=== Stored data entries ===
┄┄┄┄┄┄
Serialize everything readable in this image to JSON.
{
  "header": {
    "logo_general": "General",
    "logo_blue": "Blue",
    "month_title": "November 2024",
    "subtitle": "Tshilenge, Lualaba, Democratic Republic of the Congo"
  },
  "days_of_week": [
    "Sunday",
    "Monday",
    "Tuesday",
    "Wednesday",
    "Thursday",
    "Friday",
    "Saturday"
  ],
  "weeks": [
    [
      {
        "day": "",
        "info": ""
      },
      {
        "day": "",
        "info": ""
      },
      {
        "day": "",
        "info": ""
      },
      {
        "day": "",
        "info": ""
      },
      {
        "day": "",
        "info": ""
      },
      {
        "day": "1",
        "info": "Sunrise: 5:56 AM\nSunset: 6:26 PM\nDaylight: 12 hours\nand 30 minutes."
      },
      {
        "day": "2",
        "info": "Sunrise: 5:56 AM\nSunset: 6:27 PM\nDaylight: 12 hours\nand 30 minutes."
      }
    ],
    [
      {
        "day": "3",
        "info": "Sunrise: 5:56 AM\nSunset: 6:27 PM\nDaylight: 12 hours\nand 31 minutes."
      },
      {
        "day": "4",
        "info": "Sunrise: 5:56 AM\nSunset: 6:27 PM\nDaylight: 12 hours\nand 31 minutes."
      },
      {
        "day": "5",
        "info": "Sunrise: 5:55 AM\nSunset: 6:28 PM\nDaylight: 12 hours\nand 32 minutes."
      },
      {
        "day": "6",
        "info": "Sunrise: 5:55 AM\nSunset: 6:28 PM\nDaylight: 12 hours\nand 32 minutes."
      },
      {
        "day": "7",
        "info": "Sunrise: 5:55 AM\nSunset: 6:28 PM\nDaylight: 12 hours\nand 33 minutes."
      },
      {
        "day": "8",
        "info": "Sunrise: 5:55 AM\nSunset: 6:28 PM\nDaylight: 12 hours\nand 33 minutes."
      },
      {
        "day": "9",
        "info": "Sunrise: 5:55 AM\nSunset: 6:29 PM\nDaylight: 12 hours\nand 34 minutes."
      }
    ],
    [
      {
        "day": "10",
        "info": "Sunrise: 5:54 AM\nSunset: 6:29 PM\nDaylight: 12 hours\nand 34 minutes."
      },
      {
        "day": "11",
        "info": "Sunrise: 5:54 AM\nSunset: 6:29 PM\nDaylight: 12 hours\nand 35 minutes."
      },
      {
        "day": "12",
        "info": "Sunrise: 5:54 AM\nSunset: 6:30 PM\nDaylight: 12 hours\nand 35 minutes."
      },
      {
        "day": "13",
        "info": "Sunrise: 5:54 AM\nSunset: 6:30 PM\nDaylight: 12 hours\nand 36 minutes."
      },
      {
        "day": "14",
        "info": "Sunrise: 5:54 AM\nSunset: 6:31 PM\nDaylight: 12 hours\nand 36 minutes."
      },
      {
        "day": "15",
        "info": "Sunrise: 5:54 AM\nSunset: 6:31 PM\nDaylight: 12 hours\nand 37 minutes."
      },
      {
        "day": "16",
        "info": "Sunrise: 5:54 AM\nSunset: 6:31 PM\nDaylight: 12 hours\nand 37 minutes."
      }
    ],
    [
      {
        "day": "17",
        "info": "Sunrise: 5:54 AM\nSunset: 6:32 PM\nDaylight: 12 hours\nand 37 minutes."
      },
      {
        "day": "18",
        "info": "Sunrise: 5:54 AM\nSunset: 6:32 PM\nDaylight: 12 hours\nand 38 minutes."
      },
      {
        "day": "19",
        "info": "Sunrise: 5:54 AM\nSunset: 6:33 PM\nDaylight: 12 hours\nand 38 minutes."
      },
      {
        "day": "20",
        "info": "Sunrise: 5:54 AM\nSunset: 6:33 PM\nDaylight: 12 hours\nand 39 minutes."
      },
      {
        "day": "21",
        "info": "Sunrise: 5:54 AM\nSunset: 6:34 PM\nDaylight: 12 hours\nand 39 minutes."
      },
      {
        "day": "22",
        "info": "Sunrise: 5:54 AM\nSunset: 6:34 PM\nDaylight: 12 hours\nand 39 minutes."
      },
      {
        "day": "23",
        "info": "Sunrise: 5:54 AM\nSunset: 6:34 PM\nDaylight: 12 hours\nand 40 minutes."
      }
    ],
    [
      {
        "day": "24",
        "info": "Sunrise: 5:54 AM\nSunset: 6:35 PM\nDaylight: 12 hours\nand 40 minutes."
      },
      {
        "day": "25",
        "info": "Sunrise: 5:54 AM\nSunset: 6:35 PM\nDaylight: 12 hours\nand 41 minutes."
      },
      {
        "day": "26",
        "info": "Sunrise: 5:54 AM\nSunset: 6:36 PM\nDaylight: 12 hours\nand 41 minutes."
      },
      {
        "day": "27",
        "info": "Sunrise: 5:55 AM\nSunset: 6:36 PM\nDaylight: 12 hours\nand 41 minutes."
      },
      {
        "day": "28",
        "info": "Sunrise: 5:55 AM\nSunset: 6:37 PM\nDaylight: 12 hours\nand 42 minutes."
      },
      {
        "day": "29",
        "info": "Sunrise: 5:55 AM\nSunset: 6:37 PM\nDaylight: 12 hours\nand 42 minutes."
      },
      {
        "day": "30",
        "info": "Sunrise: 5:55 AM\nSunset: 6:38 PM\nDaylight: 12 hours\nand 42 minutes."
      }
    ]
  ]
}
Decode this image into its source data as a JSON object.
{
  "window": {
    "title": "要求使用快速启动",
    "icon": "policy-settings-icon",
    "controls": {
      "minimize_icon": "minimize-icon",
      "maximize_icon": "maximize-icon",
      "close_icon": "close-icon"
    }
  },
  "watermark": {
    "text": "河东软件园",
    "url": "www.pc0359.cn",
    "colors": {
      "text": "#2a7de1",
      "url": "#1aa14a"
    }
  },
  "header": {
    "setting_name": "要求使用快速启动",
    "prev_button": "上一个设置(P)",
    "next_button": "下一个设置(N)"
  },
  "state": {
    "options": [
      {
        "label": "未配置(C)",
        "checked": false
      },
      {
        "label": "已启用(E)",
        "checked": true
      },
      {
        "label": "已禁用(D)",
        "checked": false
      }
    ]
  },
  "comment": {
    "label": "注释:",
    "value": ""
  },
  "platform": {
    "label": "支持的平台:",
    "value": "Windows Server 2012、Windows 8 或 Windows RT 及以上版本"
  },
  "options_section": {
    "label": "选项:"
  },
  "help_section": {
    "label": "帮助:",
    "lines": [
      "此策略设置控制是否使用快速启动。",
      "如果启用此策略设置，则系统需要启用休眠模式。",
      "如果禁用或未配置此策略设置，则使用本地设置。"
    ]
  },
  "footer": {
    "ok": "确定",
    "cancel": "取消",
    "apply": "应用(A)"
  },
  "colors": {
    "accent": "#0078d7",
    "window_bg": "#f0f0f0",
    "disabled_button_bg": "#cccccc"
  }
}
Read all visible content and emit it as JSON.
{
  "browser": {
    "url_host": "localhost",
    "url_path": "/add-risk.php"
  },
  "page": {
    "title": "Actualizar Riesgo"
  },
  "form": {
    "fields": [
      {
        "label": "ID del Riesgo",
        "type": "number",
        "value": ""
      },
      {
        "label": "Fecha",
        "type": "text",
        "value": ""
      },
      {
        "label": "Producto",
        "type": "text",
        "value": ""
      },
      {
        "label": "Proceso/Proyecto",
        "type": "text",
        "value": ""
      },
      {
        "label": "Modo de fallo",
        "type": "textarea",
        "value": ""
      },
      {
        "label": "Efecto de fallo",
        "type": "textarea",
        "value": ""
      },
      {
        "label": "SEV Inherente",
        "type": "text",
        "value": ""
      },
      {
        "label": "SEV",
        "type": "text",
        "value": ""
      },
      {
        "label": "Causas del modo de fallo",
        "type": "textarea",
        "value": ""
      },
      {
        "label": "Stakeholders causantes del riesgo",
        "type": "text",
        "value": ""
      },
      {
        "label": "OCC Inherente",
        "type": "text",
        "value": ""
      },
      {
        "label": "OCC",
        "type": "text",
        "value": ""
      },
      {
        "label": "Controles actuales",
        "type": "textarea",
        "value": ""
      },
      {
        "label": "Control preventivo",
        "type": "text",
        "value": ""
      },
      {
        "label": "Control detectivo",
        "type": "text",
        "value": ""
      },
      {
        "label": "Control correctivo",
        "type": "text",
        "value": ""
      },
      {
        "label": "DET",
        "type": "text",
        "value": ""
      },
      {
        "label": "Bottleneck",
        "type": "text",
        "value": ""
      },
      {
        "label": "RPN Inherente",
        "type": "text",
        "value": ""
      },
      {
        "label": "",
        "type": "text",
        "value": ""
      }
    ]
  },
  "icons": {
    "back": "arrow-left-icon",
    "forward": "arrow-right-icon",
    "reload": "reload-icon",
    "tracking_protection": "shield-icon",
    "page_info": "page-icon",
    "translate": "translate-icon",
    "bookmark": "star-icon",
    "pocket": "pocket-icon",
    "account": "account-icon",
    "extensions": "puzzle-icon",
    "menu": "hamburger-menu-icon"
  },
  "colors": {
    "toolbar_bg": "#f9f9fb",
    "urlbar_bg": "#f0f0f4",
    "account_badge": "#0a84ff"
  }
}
┄┄┄┄┄┄
=== Problem to work on ===
Using the listing above, return all lines where the word "JSON" occurs.

=== In response ===
Serialize everything readable in this image to JSON.
Decode this image into its source data as a JSON object.
Read all visible content and emit it as JSON.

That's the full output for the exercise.